(THE PROBLEM) Exclude any images and output the remaining records exactly.

(DATA TO PROCESS)
◆ ◆ ◆ ◆ ◆ ◆ ◆

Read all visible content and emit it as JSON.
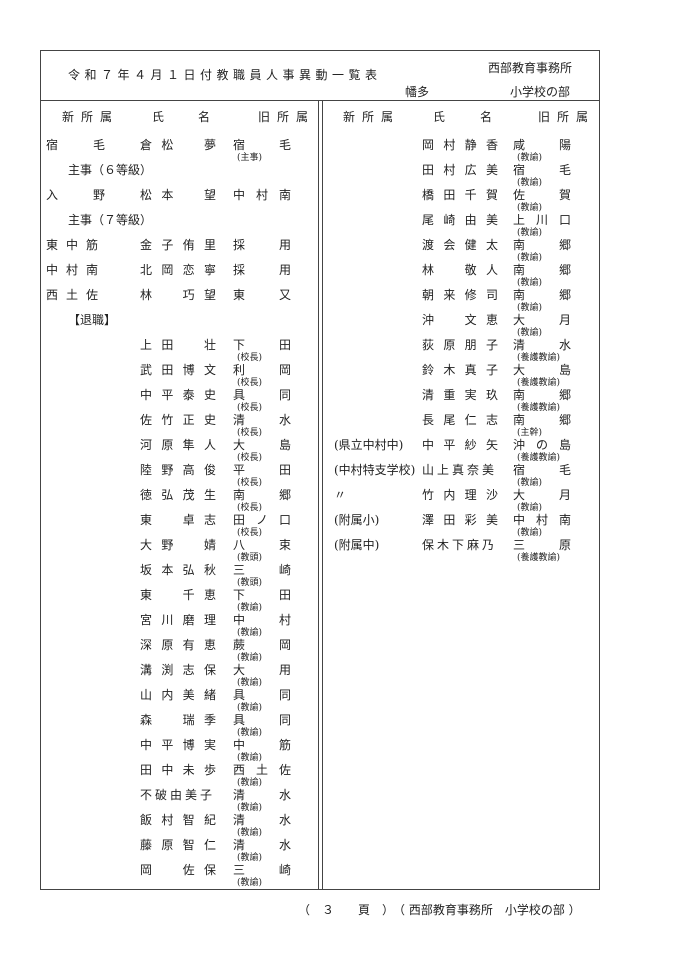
{
  "header": {
    "title": "令和７年４月１日付教職員人事異動一覧表",
    "office": "西部教育事務所",
    "region": "幡多",
    "section": "小学校の部"
  },
  "columns": {
    "new": "新所属",
    "name_1": "氏",
    "name_2": "名",
    "old": "旧所属"
  },
  "left_rows": [
    {
      "new": "宿毛",
      "name": "倉松　夢",
      "old": "宿毛",
      "role": "(主事)"
    },
    {
      "label": "主事（６等級）"
    },
    {
      "new": "入野",
      "name": "松本　望",
      "old": "中村南",
      "role": ""
    },
    {
      "label": "主事（７等級）"
    },
    {
      "new": "東中筋",
      "name": "金子侑里",
      "old": "採用",
      "role": ""
    },
    {
      "new": "中村南",
      "name": "北岡恋寧",
      "old": "採用",
      "role": ""
    },
    {
      "new": "西土佐",
      "name": "林　巧望",
      "old": "東又",
      "role": ""
    },
    {
      "label": "【退職】"
    },
    {
      "new": "",
      "name": "上田　壮",
      "old": "下田",
      "role": "(校長)"
    },
    {
      "new": "",
      "name": "武田博文",
      "old": "利岡",
      "role": "(校長)"
    },
    {
      "new": "",
      "name": "中平泰史",
      "old": "具同",
      "role": "(校長)"
    },
    {
      "new": "",
      "name": "佐竹正史",
      "old": "清水",
      "role": "(校長)"
    },
    {
      "new": "",
      "name": "河原隼人",
      "old": "大島",
      "role": "(校長)"
    },
    {
      "new": "",
      "name": "陸野高俊",
      "old": "平田",
      "role": "(校長)"
    },
    {
      "new": "",
      "name": "徳弘茂生",
      "old": "南郷",
      "role": "(校長)"
    },
    {
      "new": "",
      "name": "東　卓志",
      "old": "田ノ口",
      "role": "(校長)"
    },
    {
      "new": "",
      "name": "大野　婧",
      "old": "八束",
      "role": "(教頭)"
    },
    {
      "new": "",
      "name": "坂本弘秋",
      "old": "三崎",
      "role": "(教頭)"
    },
    {
      "new": "",
      "name": "東　千恵",
      "old": "下田",
      "role": "(教諭)"
    },
    {
      "new": "",
      "name": "宮川磨理",
      "old": "中村",
      "role": "(教諭)"
    },
    {
      "new": "",
      "name": "深原有恵",
      "old": "蕨岡",
      "role": "(教諭)"
    },
    {
      "new": "",
      "name": "溝渕志保",
      "old": "大用",
      "role": "(教諭)"
    },
    {
      "new": "",
      "name": "山内美緒",
      "old": "具同",
      "role": "(教諭)"
    },
    {
      "new": "",
      "name": "森　瑞季",
      "old": "具同",
      "role": "(教諭)"
    },
    {
      "new": "",
      "name": "中平博実",
      "old": "中筋",
      "role": "(教諭)"
    },
    {
      "new": "",
      "name": "田中未歩",
      "old": "西土佐",
      "role": "(教諭)"
    },
    {
      "new": "",
      "name": "不破由美子",
      "old": "清水",
      "role": "(教諭)"
    },
    {
      "new": "",
      "name": "飯村智紀",
      "old": "清水",
      "role": "(教諭)"
    },
    {
      "new": "",
      "name": "藤原智仁",
      "old": "清水",
      "role": "(教諭)"
    },
    {
      "new": "",
      "name": "岡　佐保",
      "old": "三崎",
      "role": "(教諭)"
    }
  ],
  "right_rows": [
    {
      "new": "",
      "name": "岡村静香",
      "old": "咸陽",
      "role": "(教諭)"
    },
    {
      "new": "",
      "name": "田村広美",
      "old": "宿毛",
      "role": "(教諭)"
    },
    {
      "new": "",
      "name": "橋田千賀",
      "old": "佐賀",
      "role": "(教諭)"
    },
    {
      "new": "",
      "name": "尾崎由美",
      "old": "上川口",
      "role": "(教諭)"
    },
    {
      "new": "",
      "name": "渡会健太",
      "old": "南郷",
      "role": "(教諭)"
    },
    {
      "new": "",
      "name": "林　敬人",
      "old": "南郷",
      "role": "(教諭)"
    },
    {
      "new": "",
      "name": "朝来修司",
      "old": "南郷",
      "role": "(教諭)"
    },
    {
      "new": "",
      "name": "沖　文恵",
      "old": "大月",
      "role": "(教諭)"
    },
    {
      "new": "",
      "name": "荻原朋子",
      "old": "清水",
      "role": "(養護教諭)"
    },
    {
      "new": "",
      "name": "鈴木真子",
      "old": "大島",
      "role": "(養護教諭)"
    },
    {
      "new": "",
      "name": "清重実玖",
      "old": "南郷",
      "role": "(養護教諭)"
    },
    {
      "new": "",
      "name": "長尾仁志",
      "old": "南郷",
      "role": "(主幹)"
    },
    {
      "new": "(県立中村中)",
      "name": "中平紗矢",
      "old": "沖の島",
      "role": "(養護教諭)"
    },
    {
      "new": "(中村特支学校)",
      "name": "山上真奈美",
      "old": "宿毛",
      "role": "(教諭)"
    },
    {
      "new": "〃",
      "name": "竹内理沙",
      "old": "大月",
      "role": "(教諭)"
    },
    {
      "new": "(附属小)",
      "name": "澤田彩美",
      "old": "中村南",
      "role": "(教諭)"
    },
    {
      "new": "(附属中)",
      "name": "保木下麻乃",
      "old": "三原",
      "role": "(養護教諭)"
    }
  ],
  "footer": {
    "page": "（　３　　頁　）",
    "section": "（ 西部教育事務所　小学校の部 ）"
  }
}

◆ ◆ ◆ ◆ ◆ ◆ ◆

(WRITTEN REPLY)
Read all visible content and emit it as JSON.
{
  "header": {
    "title": "令和７年４月１日付教職員人事異動一覧表",
    "office": "西部教育事務所",
    "region": "幡多",
    "section": "小学校の部"
  },
  "columns": {
    "new": "新所属",
    "name_1": "氏",
    "name_2": "名",
    "old": "旧所属"
  },
  "left_rows": [
    {
      "new": "宿毛",
      "name": "倉松　夢",
      "old": "宿毛",
      "role": "(主事)"
    },
    {
      "label": "主事（６等級）"
    },
    {
      "new": "入野",
      "name": "松本　望",
      "old": "中村南",
      "role": ""
    },
    {
      "label": "主事（７等級）"
    },
    {
      "new": "東中筋",
      "name": "金子侑里",
      "old": "採用",
      "role": ""
    },
    {
      "new": "中村南",
      "name": "北岡恋寧",
      "old": "採用",
      "role": ""
    },
    {
      "new": "西土佐",
      "name": "林　巧望",
      "old": "東又",
      "role": ""
    },
    {
      "label": "【退職】"
    },
    {
      "new": "",
      "name": "上田　壮",
      "old": "下田",
      "role": "(校長)"
    },
    {
      "new": "",
      "name": "武田博文",
      "old": "利岡",
      "role": "(校長)"
    },
    {
      "new": "",
      "name": "中平泰史",
      "old": "具同",
      "role": "(校長)"
    },
    {
      "new": "",
      "name": "佐竹正史",
      "old": "清水",
      "role": "(校長)"
    },
    {
      "new": "",
      "name": "河原隼人",
      "old": "大島",
      "role": "(校長)"
    },
    {
      "new": "",
      "name": "陸野高俊",
      "old": "平田",
      "role": "(校長)"
    },
    {
      "new": "",
      "name": "徳弘茂生",
      "old": "南郷",
      "role": "(校長)"
    },
    {
      "new": "",
      "name": "東　卓志",
      "old": "田ノ口",
      "role": "(校長)"
    },
    {
      "new": "",
      "name": "大野　婧",
      "old": "八束",
      "role": "(教頭)"
    },
    {
      "new": "",
      "name": "坂本弘秋",
      "old": "三崎",
      "role": "(教頭)"
    },
    {
      "new": "",
      "name": "東　千恵",
      "old": "下田",
      "role": "(教諭)"
    },
    {
      "new": "",
      "name": "宮川磨理",
      "old": "中村",
      "role": "(教諭)"
    },
    {
      "new": "",
      "name": "深原有恵",
      "old": "蕨岡",
      "role": "(教諭)"
    },
    {
      "new": "",
      "name": "溝渕志保",
      "old": "大用",
      "role": "(教諭)"
    },
    {
      "new": "",
      "name": "山内美緒",
      "old": "具同",
      "role": "(教諭)"
    },
    {
      "new": "",
      "name": "森　瑞季",
      "old": "具同",
      "role": "(教諭)"
    },
    {
      "new": "",
      "name": "中平博実",
      "old": "中筋",
      "role": "(教諭)"
    },
    {
      "new": "",
      "name": "田中未歩",
      "old": "西土佐",
      "role": "(教諭)"
    },
    {
      "new": "",
      "name": "不破由美子",
      "old": "清水",
      "role": "(教諭)"
    },
    {
      "new": "",
      "name": "飯村智紀",
      "old": "清水",
      "role": "(教諭)"
    },
    {
      "new": "",
      "name": "藤原智仁",
      "old": "清水",
      "role": "(教諭)"
    },
    {
      "new": "",
      "name": "岡　佐保",
      "old": "三崎",
      "role": "(教諭)"
    }
  ],
  "right_rows": [
    {
      "new": "",
      "name": "岡村静香",
      "old": "咸陽",
      "role": "(教諭)"
    },
    {
      "new": "",
      "name": "田村広美",
      "old": "宿毛",
      "role": "(教諭)"
    },
    {
      "new": "",
      "name": "橋田千賀",
      "old": "佐賀",
      "role": "(教諭)"
    },
    {
      "new": "",
      "name": "尾崎由美",
      "old": "上川口",
      "role": "(教諭)"
    },
    {
      "new": "",
      "name": "渡会健太",
      "old": "南郷",
      "role": "(教諭)"
    },
    {
      "new": "",
      "name": "林　敬人",
      "old": "南郷",
      "role": "(教諭)"
    },
    {
      "new": "",
      "name": "朝来修司",
      "old": "南郷",
      "role": "(教諭)"
    },
    {
      "new": "",
      "name": "沖　文恵",
      "old": "大月",
      "role": "(教諭)"
    },
    {
      "new": "",
      "name": "荻原朋子",
      "old": "清水",
      "role": "(養護教諭)"
    },
    {
      "new": "",
      "name": "鈴木真子",
      "old": "大島",
      "role": "(養護教諭)"
    },
    {
      "new": "",
      "name": "清重実玖",
      "old": "南郷",
      "role": "(養護教諭)"
    },
    {
      "new": "",
      "name": "長尾仁志",
      "old": "南郷",
      "role": "(主幹)"
    },
    {
      "new": "(県立中村中)",
      "name": "中平紗矢",
      "old": "沖の島",
      "role": "(養護教諭)"
    },
    {
      "new": "(中村特支学校)",
      "name": "山上真奈美",
      "old": "宿毛",
      "role": "(教諭)"
    },
    {
      "new": "〃",
      "name": "竹内理沙",
      "old": "大月",
      "role": "(教諭)"
    },
    {
      "new": "(附属小)",
      "name": "澤田彩美",
      "old": "中村南",
      "role": "(教諭)"
    },
    {
      "new": "(附属中)",
      "name": "保木下麻乃",
      "old": "三原",
      "role": "(養護教諭)"
    }
  ],
  "footer": {
    "page": "（　３　　頁　）",
    "section": "（ 西部教育事務所　小学校の部 ）"
  }
}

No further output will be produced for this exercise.